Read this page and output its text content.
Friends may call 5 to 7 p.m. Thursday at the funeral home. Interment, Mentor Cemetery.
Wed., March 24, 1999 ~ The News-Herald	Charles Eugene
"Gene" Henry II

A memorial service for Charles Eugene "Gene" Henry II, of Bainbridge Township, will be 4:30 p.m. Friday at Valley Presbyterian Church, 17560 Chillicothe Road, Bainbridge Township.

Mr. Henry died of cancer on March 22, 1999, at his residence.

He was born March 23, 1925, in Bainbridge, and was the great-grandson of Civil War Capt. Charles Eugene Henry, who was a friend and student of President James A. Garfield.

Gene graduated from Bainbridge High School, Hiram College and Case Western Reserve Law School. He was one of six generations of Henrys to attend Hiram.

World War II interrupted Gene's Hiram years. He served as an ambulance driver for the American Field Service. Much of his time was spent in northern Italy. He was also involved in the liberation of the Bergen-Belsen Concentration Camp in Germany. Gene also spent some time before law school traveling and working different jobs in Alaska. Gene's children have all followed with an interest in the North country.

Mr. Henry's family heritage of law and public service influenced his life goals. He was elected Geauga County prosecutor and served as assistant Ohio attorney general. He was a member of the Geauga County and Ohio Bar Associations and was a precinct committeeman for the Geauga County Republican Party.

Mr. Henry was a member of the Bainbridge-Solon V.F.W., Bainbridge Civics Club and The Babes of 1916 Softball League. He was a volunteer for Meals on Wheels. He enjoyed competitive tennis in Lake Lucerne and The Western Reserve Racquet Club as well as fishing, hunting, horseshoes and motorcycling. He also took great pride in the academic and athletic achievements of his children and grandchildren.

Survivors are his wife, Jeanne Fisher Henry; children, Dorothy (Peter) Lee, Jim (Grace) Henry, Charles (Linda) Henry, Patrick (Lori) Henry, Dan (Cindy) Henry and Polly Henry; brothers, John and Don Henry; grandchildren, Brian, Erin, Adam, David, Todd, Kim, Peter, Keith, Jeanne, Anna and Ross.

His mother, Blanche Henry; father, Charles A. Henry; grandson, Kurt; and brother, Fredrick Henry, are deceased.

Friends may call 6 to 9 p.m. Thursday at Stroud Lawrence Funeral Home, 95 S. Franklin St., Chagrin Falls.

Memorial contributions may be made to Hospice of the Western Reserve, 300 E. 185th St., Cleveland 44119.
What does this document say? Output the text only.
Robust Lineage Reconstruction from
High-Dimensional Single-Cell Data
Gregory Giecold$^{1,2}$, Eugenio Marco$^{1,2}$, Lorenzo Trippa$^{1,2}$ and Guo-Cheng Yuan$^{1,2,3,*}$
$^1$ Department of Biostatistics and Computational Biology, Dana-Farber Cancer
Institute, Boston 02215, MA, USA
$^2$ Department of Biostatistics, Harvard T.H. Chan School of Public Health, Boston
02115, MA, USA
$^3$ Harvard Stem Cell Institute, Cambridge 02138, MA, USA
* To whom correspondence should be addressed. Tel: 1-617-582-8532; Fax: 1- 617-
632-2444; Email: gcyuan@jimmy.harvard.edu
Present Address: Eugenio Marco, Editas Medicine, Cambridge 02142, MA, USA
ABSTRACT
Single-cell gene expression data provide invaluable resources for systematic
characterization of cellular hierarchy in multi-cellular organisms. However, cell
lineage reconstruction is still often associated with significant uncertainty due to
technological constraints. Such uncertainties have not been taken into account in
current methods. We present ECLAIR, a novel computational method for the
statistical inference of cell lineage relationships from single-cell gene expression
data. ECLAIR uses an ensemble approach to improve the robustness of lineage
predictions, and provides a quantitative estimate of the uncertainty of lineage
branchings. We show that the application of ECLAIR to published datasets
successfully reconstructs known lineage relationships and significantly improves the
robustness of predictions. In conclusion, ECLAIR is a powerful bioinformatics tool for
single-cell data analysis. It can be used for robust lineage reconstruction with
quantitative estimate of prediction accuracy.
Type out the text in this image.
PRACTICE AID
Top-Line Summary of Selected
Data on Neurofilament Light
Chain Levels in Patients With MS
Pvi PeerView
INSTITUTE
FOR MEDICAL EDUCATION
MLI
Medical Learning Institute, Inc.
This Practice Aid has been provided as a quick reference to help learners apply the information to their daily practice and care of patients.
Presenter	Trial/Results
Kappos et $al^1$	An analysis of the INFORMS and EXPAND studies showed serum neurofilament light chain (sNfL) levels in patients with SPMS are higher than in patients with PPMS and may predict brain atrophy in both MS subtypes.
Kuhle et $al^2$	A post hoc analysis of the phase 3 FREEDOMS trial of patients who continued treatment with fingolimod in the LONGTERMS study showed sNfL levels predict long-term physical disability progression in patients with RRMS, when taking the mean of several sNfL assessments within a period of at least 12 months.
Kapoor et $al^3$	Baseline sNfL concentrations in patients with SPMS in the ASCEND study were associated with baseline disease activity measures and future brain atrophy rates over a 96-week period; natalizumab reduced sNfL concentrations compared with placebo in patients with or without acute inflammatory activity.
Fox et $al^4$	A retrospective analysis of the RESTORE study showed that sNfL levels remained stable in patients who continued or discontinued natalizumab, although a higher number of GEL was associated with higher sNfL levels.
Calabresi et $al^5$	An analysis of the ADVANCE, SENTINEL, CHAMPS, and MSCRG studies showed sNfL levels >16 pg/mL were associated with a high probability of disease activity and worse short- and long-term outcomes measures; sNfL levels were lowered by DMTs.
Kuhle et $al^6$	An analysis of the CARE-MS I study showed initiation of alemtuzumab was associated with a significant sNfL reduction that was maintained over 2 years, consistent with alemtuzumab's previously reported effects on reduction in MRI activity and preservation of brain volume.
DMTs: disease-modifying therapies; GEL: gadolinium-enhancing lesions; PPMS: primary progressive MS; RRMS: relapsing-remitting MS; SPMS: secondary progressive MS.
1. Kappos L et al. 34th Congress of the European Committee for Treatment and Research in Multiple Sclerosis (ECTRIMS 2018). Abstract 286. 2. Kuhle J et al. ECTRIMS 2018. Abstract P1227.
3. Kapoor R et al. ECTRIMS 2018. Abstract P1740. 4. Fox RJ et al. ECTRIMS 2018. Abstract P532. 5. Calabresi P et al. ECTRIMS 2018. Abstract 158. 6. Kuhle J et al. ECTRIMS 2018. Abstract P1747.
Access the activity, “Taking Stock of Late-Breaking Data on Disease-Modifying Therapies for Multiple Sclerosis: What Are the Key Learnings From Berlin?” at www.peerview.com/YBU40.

--

Every record above is to be transcribed exactly as written.

Read this page and output its text content.
Friends may call 5 to 7 p.m. Thursday at the funeral home. Interment, Mentor Cemetery.
Wed., March 24, 1999 ~ The News-Herald	Charles Eugene
"Gene" Henry II

A memorial service for Charles Eugene "Gene" Henry II, of Bainbridge Township, will be 4:30 p.m. Friday at Valley Presbyterian Church, 17560 Chillicothe Road, Bainbridge Township.

Mr. Henry died of cancer on March 22, 1999, at his residence.

He was born March 23, 1925, in Bainbridge, and was the great-grandson of Civil War Capt. Charles Eugene Henry, who was a friend and student of President James A. Garfield.

Gene graduated from Bainbridge High School, Hiram College and Case Western Reserve Law School. He was one of six generations of Henrys to attend Hiram.

World War II interrupted Gene's Hiram years. He served as an ambulance driver for the American Field Service. Much of his time was spent in northern Italy. He was also involved in the liberation of the Bergen-Belsen Concentration Camp in Germany. Gene also spent some time before law school traveling and working different jobs in Alaska. Gene's children have all followed with an interest in the North country.

Mr. Henry's family heritage of law and public service influenced his life goals. He was elected Geauga County prosecutor and served as assistant Ohio attorney general. He was a member of the Geauga County and Ohio Bar Associations and was a precinct committeeman for the Geauga County Republican Party.

Mr. Henry was a member of the Bainbridge-Solon V.F.W., Bainbridge Civics Club and The Babes of 1916 Softball League. He was a volunteer for Meals on Wheels. He enjoyed competitive tennis in Lake Lucerne and The Western Reserve Racquet Club as well as fishing, hunting, horseshoes and motorcycling. He also took great pride in the academic and athletic achievements of his children and grandchildren.

Survivors are his wife, Jeanne Fisher Henry; children, Dorothy (Peter) Lee, Jim (Grace) Henry, Charles (Linda) Henry, Patrick (Lori) Henry, Dan (Cindy) Henry and Polly Henry; brothers, John and Don Henry; grandchildren, Brian, Erin, Adam, David, Todd, Kim, Peter, Keith, Jeanne, Anna and Ross.

His mother, Blanche Henry; father, Charles A. Henry; grandson, Kurt; and brother, Fredrick Henry, are deceased.

Friends may call 6 to 9 p.m. Thursday at Stroud Lawrence Funeral Home, 95 S. Franklin St., Chagrin Falls.

Memorial contributions may be made to Hospice of the Western Reserve, 300 E. 185th St., Cleveland 44119.
What does this document say? Output the text only.
Robust Lineage Reconstruction from
High-Dimensional Single-Cell Data
Gregory Giecold$^{1,2}$, Eugenio Marco$^{1,2}$, Lorenzo Trippa$^{1,2}$ and Guo-Cheng Yuan$^{1,2,3,*}$
$^1$ Department of Biostatistics and Computational Biology, Dana-Farber Cancer
Institute, Boston 02215, MA, USA
$^2$ Department of Biostatistics, Harvard T.H. Chan School of Public Health, Boston
02115, MA, USA
$^3$ Harvard Stem Cell Institute, Cambridge 02138, MA, USA
* To whom correspondence should be addressed. Tel: 1-617-582-8532; Fax: 1- 617-
632-2444; Email: gcyuan@jimmy.harvard.edu
Present Address: Eugenio Marco, Editas Medicine, Cambridge 02142, MA, USA
ABSTRACT
Single-cell gene expression data provide invaluable resources for systematic
characterization of cellular hierarchy in multi-cellular organisms. However, cell
lineage reconstruction is still often associated with significant uncertainty due to
technological constraints. Such uncertainties have not been taken into account in
current methods. We present ECLAIR, a novel computational method for the
statistical inference of cell lineage relationships from single-cell gene expression
data. ECLAIR uses an ensemble approach to improve the robustness of lineage
predictions, and provides a quantitative estimate of the uncertainty of lineage
branchings. We show that the application of ECLAIR to published datasets
successfully reconstructs known lineage relationships and significantly improves the
robustness of predictions. In conclusion, ECLAIR is a powerful bioinformatics tool for
single-cell data analysis. It can be used for robust lineage reconstruction with
quantitative estimate of prediction accuracy.
Type out the text in this image.
PRACTICE AID
Top-Line Summary of Selected
Data on Neurofilament Light
Chain Levels in Patients With MS
Pvi PeerView
INSTITUTE
FOR MEDICAL EDUCATION
MLI
Medical Learning Institute, Inc.
This Practice Aid has been provided as a quick reference to help learners apply the information to their daily practice and care of patients.
Presenter	Trial/Results
Kappos et $al^1$	An analysis of the INFORMS and EXPAND studies showed serum neurofilament light chain (sNfL) levels in patients with SPMS are higher than in patients with PPMS and may predict brain atrophy in both MS subtypes.
Kuhle et $al^2$	A post hoc analysis of the phase 3 FREEDOMS trial of patients who continued treatment with fingolimod in the LONGTERMS study showed sNfL levels predict long-term physical disability progression in patients with RRMS, when taking the mean of several sNfL assessments within a period of at least 12 months.
Kapoor et $al^3$	Baseline sNfL concentrations in patients with SPMS in the ASCEND study were associated with baseline disease activity measures and future brain atrophy rates over a 96-week period; natalizumab reduced sNfL concentrations compared with placebo in patients with or without acute inflammatory activity.
Fox et $al^4$	A retrospective analysis of the RESTORE study showed that sNfL levels remained stable in patients who continued or discontinued natalizumab, although a higher number of GEL was associated with higher sNfL levels.
Calabresi et $al^5$	An analysis of the ADVANCE, SENTINEL, CHAMPS, and MSCRG studies showed sNfL levels >16 pg/mL were associated with a high probability of disease activity and worse short- and long-term outcomes measures; sNfL levels were lowered by DMTs.
Kuhle et $al^6$	An analysis of the CARE-MS I study showed initiation of alemtuzumab was associated with a significant sNfL reduction that was maintained over 2 years, consistent with alemtuzumab's previously reported effects on reduction in MRI activity and preservation of brain volume.
DMTs: disease-modifying therapies; GEL: gadolinium-enhancing lesions; PPMS: primary progressive MS; RRMS: relapsing-remitting MS; SPMS: secondary progressive MS.
1. Kappos L et al. 34th Congress of the European Committee for Treatment and Research in Multiple Sclerosis (ECTRIMS 2018). Abstract 286. 2. Kuhle J et al. ECTRIMS 2018. Abstract P1227.
3. Kapoor R et al. ECTRIMS 2018. Abstract P1740. 4. Fox RJ et al. ECTRIMS 2018. Abstract P532. 5. Calabresi P et al. ECTRIMS 2018. Abstract 158. 6. Kuhle J et al. ECTRIMS 2018. Abstract P1747.
Access the activity, “Taking Stock of Late-Breaking Data on Disease-Modifying Therapies for Multiple Sclerosis: What Are the Key Learnings From Berlin?” at www.peerview.com/YBU40.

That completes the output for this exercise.